Give every line back verbatim, dropping all images.

** START DATA FOR THE TASK **

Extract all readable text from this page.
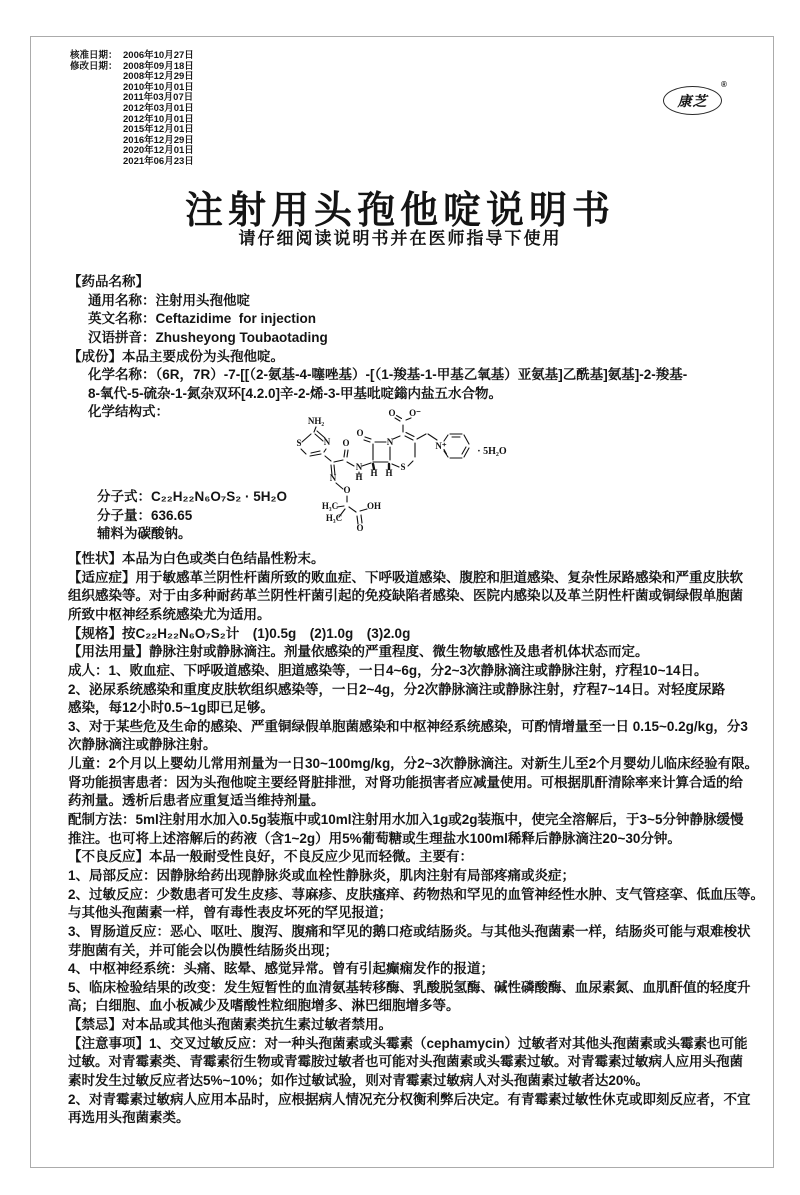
核准日期： 2006年10月27日
修改日期： 2008年09月18日
2008年12月29日
2010年10月01日
2011年03月07日
2012年03月01日
2012年10月01日
2015年12月01日
2016年12月29日
2020年12月01日
2021年06月23日
康芝
®
注射用头孢他啶说明书
请仔细阅读说明书并在医师指导下使用
【药品名称】
通用名称：注射用头孢他啶
英文名称：Ceftazidime  for injection
汉语拼音：Zhusheyong Toubaotading
【成份】本品主要成份为头孢他啶。
化学名称：（6R，7R）-7-[[（2-氨基-4-噻唑基）-[（1-羧基-1-甲基乙氧基）亚氨基]乙酰基]氨基]-2-羧基-
8-氧代-5-硫杂-1-氮杂双环[4.2.0]辛-2-烯-3-甲基吡啶鎓内盐五水合物。
化学结构式：
分子式：C₂₂H₂₂N₆O₇S₂ · 5H₂O
分子量：636.65
辅料为碳酸钠。
【性状】本品为白色或类白色结晶性粉末。
【适应症】用于敏感革兰阴性杆菌所致的败血症、下呼吸道感染、腹腔和胆道感染、复杂性尿路感染和严重皮肤软
组织感染等。对于由多种耐药革兰阴性杆菌引起的免疫缺陷者感染、医院内感染以及革兰阴性杆菌或铜绿假单胞菌
所致中枢神经系统感染尤为适用。
【规格】按C₂₂H₂₂N₆O₇S₂计　(1)0.5g　(2)1.0g　(3)2.0g
【用法用量】静脉注射或静脉滴注。剂量依感染的严重程度、微生物敏感性及患者机体状态而定。
成人：1、败血症、下呼吸道感染、胆道感染等，一日4~6g，分2~3次静脉滴注或静脉注射，疗程10~14日。
2、泌尿系统感染和重度皮肤软组织感染等，一日2~4g，分2次静脉滴注或静脉注射，疗程7~14日。对轻度尿路
感染，每12小时0.5~1g即已足够。
3、对于某些危及生命的感染、严重铜绿假单胞菌感染和中枢神经系统感染，可酌情增量至一日 0.15~0.2g/kg，分3
次静脉滴注或静脉注射。
儿童：2个月以上婴幼儿常用剂量为一日30~100mg/kg，分2~3次静脉滴注。对新生儿至2个月婴幼儿临床经验有限。
肾功能损害患者：因为头孢他啶主要经肾脏排泄，对肾功能损害者应减量使用。可根据肌酐清除率来计算合适的给
药剂量。透析后患者应重复适当维持剂量。
配制方法：5ml注射用水加入0.5g装瓶中或10ml注射用水加入1g或2g装瓶中，使完全溶解后，于3~5分钟静脉缓慢
推注。也可将上述溶解后的药液（含1~2g）用5%葡萄糖或生理盐水100ml稀释后静脉滴注20~30分钟。
【不良反应】本品一般耐受性良好，不良反应少见而轻微。主要有：
1、局部反应：因静脉给药出现静脉炎或血栓性静脉炎，肌肉注射有局部疼痛或炎症；
2、过敏反应：少数患者可发生皮疹、荨麻疹、皮肤瘙痒、药物热和罕见的血管神经性水肿、支气管痉挛、低血压等。
与其他头孢菌素一样，曾有毒性表皮坏死的罕见报道；
3、胃肠道反应：恶心、呕吐、腹泻、腹痛和罕见的鹅口疮或结肠炎。与其他头孢菌素一样，结肠炎可能与艰难梭状
芽胞菌有关，并可能会以伪膜性结肠炎出现；
4、中枢神经系统：头痛、眩晕、感觉异常。曾有引起癫痫发作的报道；
5、临床检验结果的改变：发生短暂性的血清氨基转移酶、乳酸脱氢酶、碱性磷酸酶、血尿素氮、血肌酐值的轻度升
高；白细胞、血小板减少及嗜酸性粒细胞增多、淋巴细胞增多等。
【禁忌】对本品或其他头孢菌素类抗生素过敏者禁用。
【注意事项】1、交叉过敏反应：对一种头孢菌素或头霉素（cephamycin）过敏者对其他头孢菌素或头霉素也可能
过敏。对青霉素类、青霉素衍生物或青霉胺过敏者也可能对头孢菌素或头霉素过敏。对青霉素过敏病人应用头孢菌
素时发生过敏反应者达5%~10%；如作过敏试验，则对青霉素过敏病人对头孢菌素过敏者达20%。
2、对青霉素过敏病人应用本品时，应根据病人情况充分权衡利弊后决定。有青霉素过敏性休克或即刻反应者，不宜
再选用头孢菌素类。
NH₂
S N O
N
O
H₃C
H₃C
OH
O
N
H
O
N
H H
S
O O⁻
N⁺	· 5H₂O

** END DATA FOR THE TASK **

TASK SOLUTION:
Extract all readable text from this page.
核准日期： 2006年10月27日
修改日期： 2008年09月18日
2008年12月29日
2010年10月01日
2011年03月07日
2012年03月01日
2012年10月01日
2015年12月01日
2016年12月29日
2020年12月01日
2021年06月23日
康芝
®
注射用头孢他啶说明书
请仔细阅读说明书并在医师指导下使用
【药品名称】
通用名称：注射用头孢他啶
英文名称：Ceftazidime  for injection
汉语拼音：Zhusheyong Toubaotading
【成份】本品主要成份为头孢他啶。
化学名称：（6R，7R）-7-[[（2-氨基-4-噻唑基）-[（1-羧基-1-甲基乙氧基）亚氨基]乙酰基]氨基]-2-羧基-
8-氧代-5-硫杂-1-氮杂双环[4.2.0]辛-2-烯-3-甲基吡啶鎓内盐五水合物。
化学结构式：
分子式：C₂₂H₂₂N₆O₇S₂ · 5H₂O
分子量：636.65
辅料为碳酸钠。
【性状】本品为白色或类白色结晶性粉末。
【适应症】用于敏感革兰阴性杆菌所致的败血症、下呼吸道感染、腹腔和胆道感染、复杂性尿路感染和严重皮肤软
组织感染等。对于由多种耐药革兰阴性杆菌引起的免疫缺陷者感染、医院内感染以及革兰阴性杆菌或铜绿假单胞菌
所致中枢神经系统感染尤为适用。
【规格】按C₂₂H₂₂N₆O₇S₂计　(1)0.5g　(2)1.0g　(3)2.0g
【用法用量】静脉注射或静脉滴注。剂量依感染的严重程度、微生物敏感性及患者机体状态而定。
成人：1、败血症、下呼吸道感染、胆道感染等，一日4~6g，分2~3次静脉滴注或静脉注射，疗程10~14日。
2、泌尿系统感染和重度皮肤软组织感染等，一日2~4g，分2次静脉滴注或静脉注射，疗程7~14日。对轻度尿路
感染，每12小时0.5~1g即已足够。
3、对于某些危及生命的感染、严重铜绿假单胞菌感染和中枢神经系统感染，可酌情增量至一日 0.15~0.2g/kg，分3
次静脉滴注或静脉注射。
儿童：2个月以上婴幼儿常用剂量为一日30~100mg/kg，分2~3次静脉滴注。对新生儿至2个月婴幼儿临床经验有限。
肾功能损害患者：因为头孢他啶主要经肾脏排泄，对肾功能损害者应减量使用。可根据肌酐清除率来计算合适的给
药剂量。透析后患者应重复适当维持剂量。
配制方法：5ml注射用水加入0.5g装瓶中或10ml注射用水加入1g或2g装瓶中，使完全溶解后，于3~5分钟静脉缓慢
推注。也可将上述溶解后的药液（含1~2g）用5%葡萄糖或生理盐水100ml稀释后静脉滴注20~30分钟。
【不良反应】本品一般耐受性良好，不良反应少见而轻微。主要有：
1、局部反应：因静脉给药出现静脉炎或血栓性静脉炎，肌肉注射有局部疼痛或炎症；
2、过敏反应：少数患者可发生皮疹、荨麻疹、皮肤瘙痒、药物热和罕见的血管神经性水肿、支气管痉挛、低血压等。
与其他头孢菌素一样，曾有毒性表皮坏死的罕见报道；
3、胃肠道反应：恶心、呕吐、腹泻、腹痛和罕见的鹅口疮或结肠炎。与其他头孢菌素一样，结肠炎可能与艰难梭状
芽胞菌有关，并可能会以伪膜性结肠炎出现；
4、中枢神经系统：头痛、眩晕、感觉异常。曾有引起癫痫发作的报道；
5、临床检验结果的改变：发生短暂性的血清氨基转移酶、乳酸脱氢酶、碱性磷酸酶、血尿素氮、血肌酐值的轻度升
高；白细胞、血小板减少及嗜酸性粒细胞增多、淋巴细胞增多等。
【禁忌】对本品或其他头孢菌素类抗生素过敏者禁用。
【注意事项】1、交叉过敏反应：对一种头孢菌素或头霉素（cephamycin）过敏者对其他头孢菌素或头霉素也可能
过敏。对青霉素类、青霉素衍生物或青霉胺过敏者也可能对头孢菌素或头霉素过敏。对青霉素过敏病人应用头孢菌
素时发生过敏反应者达5%~10%；如作过敏试验，则对青霉素过敏病人对头孢菌素过敏者达20%。
2、对青霉素过敏病人应用本品时，应根据病人情况充分权衡利弊后决定。有青霉素过敏性休克或即刻反应者，不宜
再选用头孢菌素类。
NH₂
S N O
N
O
H₃C
H₃C
OH
O
N
H
O
N
H H
S
O O⁻
N⁺	· 5H₂O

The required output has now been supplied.